== Consignas ==
1. Responde según el texto:
(a) ¿Cómo se preparaban los funcionarios para estas discusiones?
(b) ¿De qué esperaban hacerse una idea más cabal los participantes del sector privado?
(c) ¿A qué reaccionaban los mercados?
2. Según el texto, ¿por qué los funcionarios dedicaban horas a pulir los comunicados? Explícalo en una a tres oraciones.
3. Transcribe del texto, sin cambiar nada, el fragmento que va desde "Esto es muy" hasta "para evitar malentendidos.", ambos incluidos.

== Texto ==
────────────────────────────────────────
Esto es muy diferente a lo que ocurría en el pasado. Recuerdo vívidamente los días no tan lejanos en que los funcionarios se preparaban diligentemente para estas discusiones. Los participantes del sector privado aguardaban ansiosos los resultados, con la esperanza de hacerse una idea más cabal del panorama económico mundial y de posibles medidas nacionales e internacionales fundamentales. Era sabido que los mercados reaccionaban a determinados comentarios; por eso los funcionarios se pasaban horas puliendo los comunicados para evitar malentendidos.
────────────────────────────────────────
== Extracto de datos ==

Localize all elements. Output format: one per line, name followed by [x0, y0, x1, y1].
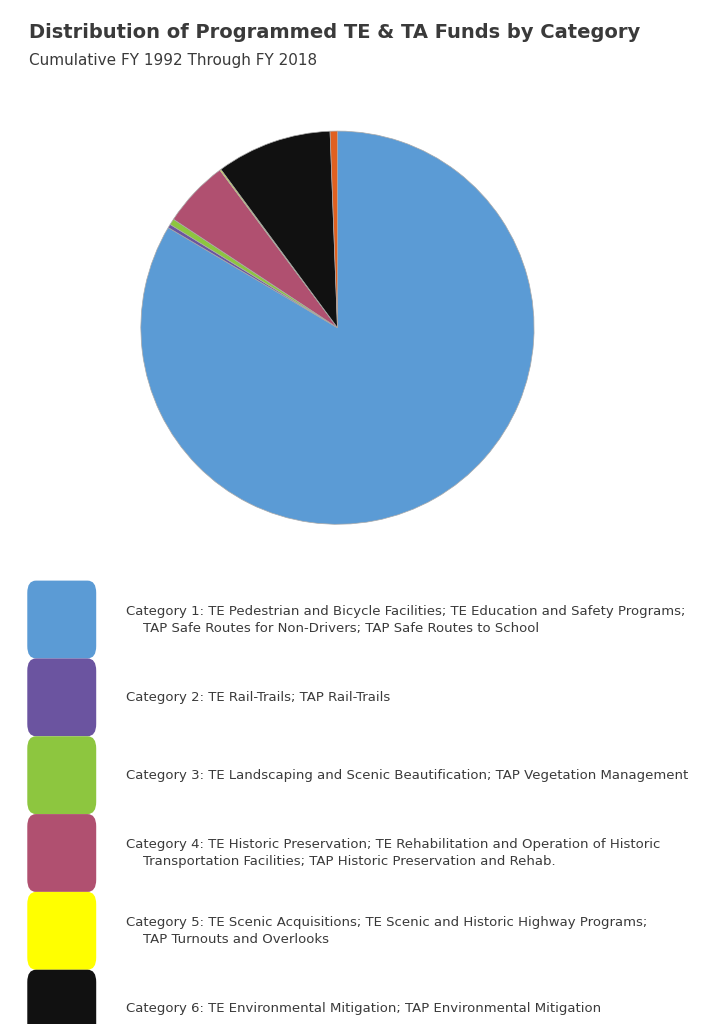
────────────────────────────────────────
== Respuestas ==
1.
(a) Se preparaban diligentemente.
(b) Del panorama económico mundial y de posibles medidas nacionales e internacionales fundamentales.
(c) A determinados comentarios.

2. Era sabido que los mercados reaccionaban a determinados comentarios. Por eso los funcionarios pulían los comunicados durante horas, para evitar malentendidos.

3.
Esto es muy diferente a lo que ocurría en el pasado. Recuerdo vívidamente los días no tan lejanos en que los funcionarios se preparaban diligentemente para estas discusiones. Los participantes del sector privado aguardaban ansiosos los resultados, con la esperanza de hacerse una idea más cabal del panorama económico mundial y de posibles medidas nacionales e internacionales fundamentales. Era sabido que los mercados reaccionaban a determinados comentarios; por eso los funcionarios se pasaban horas puliendo los comunicados para evitar malentendidos.